>> BEGIN Extracted data

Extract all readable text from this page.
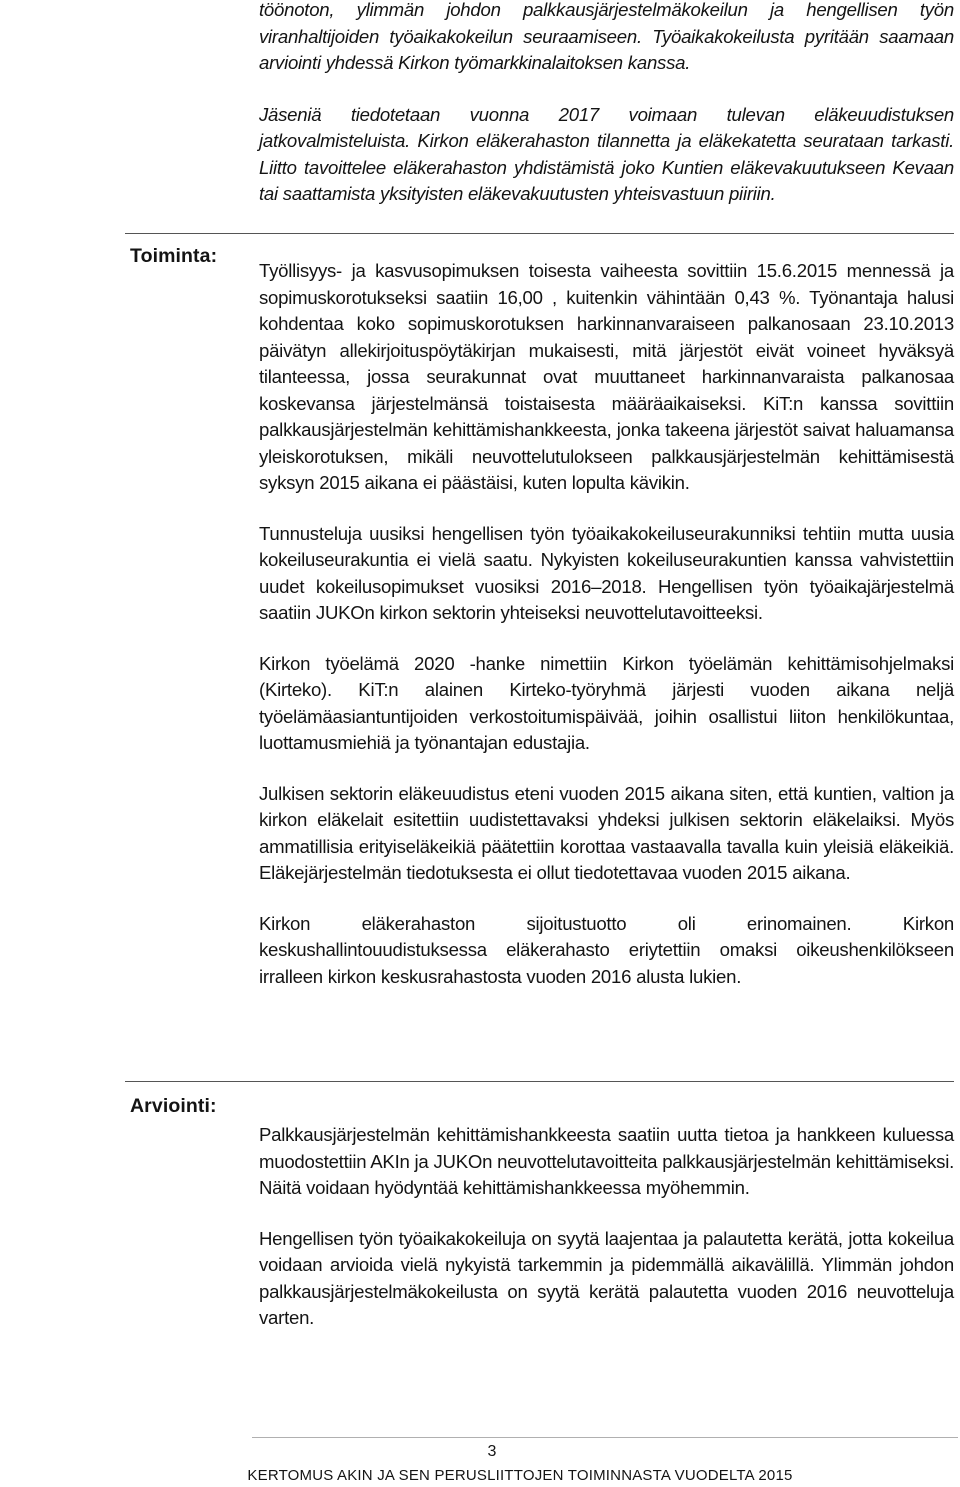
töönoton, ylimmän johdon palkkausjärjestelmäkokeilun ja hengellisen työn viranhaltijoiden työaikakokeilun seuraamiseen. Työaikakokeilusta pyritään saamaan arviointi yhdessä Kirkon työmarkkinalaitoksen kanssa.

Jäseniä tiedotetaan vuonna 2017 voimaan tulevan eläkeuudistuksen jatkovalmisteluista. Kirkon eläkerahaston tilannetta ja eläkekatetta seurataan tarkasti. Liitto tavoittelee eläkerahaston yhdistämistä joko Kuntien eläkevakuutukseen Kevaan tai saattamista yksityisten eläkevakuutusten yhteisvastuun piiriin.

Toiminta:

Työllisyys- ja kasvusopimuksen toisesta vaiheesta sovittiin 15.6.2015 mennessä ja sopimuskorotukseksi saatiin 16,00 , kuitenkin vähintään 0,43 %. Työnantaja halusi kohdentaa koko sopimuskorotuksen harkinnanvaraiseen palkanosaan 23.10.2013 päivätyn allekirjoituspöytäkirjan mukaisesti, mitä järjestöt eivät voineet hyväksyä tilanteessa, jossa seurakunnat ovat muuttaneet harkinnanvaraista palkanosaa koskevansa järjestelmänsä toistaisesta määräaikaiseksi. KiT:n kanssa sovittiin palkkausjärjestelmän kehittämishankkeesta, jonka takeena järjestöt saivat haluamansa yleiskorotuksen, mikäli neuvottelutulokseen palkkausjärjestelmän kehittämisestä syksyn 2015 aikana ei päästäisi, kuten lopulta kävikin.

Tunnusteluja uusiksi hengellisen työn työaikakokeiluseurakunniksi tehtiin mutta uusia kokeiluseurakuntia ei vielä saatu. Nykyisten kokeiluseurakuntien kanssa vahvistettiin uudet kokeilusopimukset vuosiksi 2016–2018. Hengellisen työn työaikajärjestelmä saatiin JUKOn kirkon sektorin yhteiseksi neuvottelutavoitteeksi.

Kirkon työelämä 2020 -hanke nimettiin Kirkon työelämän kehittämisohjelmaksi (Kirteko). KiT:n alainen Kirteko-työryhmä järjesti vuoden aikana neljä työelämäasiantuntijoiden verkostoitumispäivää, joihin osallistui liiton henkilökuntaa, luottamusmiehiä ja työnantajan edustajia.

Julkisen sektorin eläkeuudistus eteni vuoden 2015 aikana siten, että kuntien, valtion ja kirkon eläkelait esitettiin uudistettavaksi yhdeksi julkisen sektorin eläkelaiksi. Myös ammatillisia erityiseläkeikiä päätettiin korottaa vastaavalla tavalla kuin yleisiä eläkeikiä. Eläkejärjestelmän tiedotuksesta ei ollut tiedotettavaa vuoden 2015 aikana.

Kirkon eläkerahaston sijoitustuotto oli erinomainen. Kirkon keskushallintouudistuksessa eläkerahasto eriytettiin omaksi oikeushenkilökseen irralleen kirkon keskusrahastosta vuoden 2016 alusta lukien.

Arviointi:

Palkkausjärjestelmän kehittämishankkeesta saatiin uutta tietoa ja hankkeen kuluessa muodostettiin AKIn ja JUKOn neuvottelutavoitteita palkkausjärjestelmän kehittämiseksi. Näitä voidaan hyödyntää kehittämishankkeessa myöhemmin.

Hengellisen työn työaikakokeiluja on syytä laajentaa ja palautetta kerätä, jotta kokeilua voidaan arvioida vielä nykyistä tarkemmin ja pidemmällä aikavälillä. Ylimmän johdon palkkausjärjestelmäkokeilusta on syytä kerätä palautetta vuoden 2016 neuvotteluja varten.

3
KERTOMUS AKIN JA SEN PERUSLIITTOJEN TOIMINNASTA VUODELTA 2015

>> END Extracted data
>> BEGIN Extracted data

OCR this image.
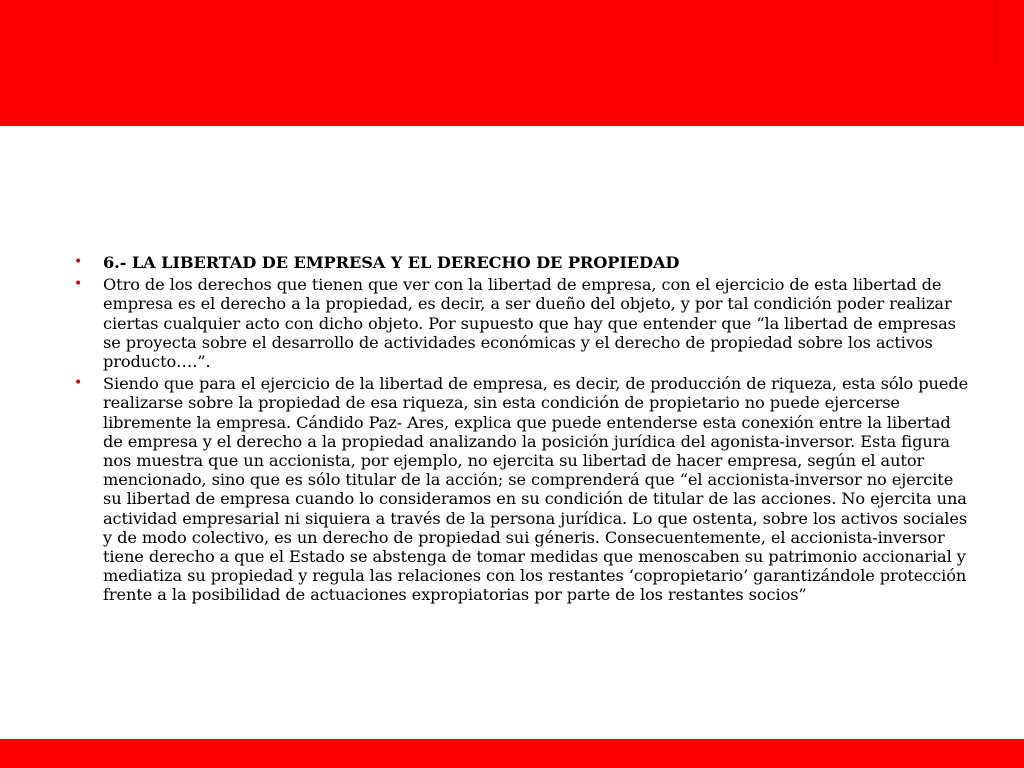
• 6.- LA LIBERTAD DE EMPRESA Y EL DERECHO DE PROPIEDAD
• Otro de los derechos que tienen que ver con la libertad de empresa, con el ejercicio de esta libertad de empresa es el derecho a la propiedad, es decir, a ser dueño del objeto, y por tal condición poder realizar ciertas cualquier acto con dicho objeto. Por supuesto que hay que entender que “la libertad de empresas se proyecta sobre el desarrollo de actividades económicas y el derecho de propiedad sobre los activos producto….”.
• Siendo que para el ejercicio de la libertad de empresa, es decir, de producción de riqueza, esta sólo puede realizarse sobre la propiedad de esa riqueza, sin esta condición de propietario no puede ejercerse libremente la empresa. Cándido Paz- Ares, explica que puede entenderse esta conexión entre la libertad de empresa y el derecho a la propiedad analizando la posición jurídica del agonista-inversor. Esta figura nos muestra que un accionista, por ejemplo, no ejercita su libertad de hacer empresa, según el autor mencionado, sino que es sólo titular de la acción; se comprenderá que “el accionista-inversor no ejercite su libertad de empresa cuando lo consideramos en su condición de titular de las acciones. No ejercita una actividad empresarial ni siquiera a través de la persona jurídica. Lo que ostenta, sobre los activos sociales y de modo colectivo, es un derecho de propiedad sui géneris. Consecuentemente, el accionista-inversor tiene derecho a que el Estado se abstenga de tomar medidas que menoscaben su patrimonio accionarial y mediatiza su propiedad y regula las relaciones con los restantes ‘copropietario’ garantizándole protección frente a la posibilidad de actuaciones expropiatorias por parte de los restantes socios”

>> END Extracted data

● **Exercise task**
Scan the data above; copy every line where "JUKOn" appears.

● **Completed exercise**
Tunnusteluja uusiksi hengellisen työn työaikakokeiluseurakunniksi tehtiin mutta uusia kokeiluseurakuntia ei vielä saatu. Nykyisten kokeiluseurakuntien kanssa vahvistettiin uudet kokeilusopimukset vuosiksi 2016–2018. Hengellisen työn työaikajärjestelmä saatiin JUKOn kirkon sektorin yhteiseksi neuvottelutavoitteeksi.
Palkkausjärjestelmän kehittämishankkeesta saatiin uutta tietoa ja hankkeen kuluessa muodostettiin AKIn ja JUKOn neuvottelutavoitteita palkkausjärjestelmän kehittämiseksi. Näitä voidaan hyödyntää kehittämishankkeessa myöhemmin.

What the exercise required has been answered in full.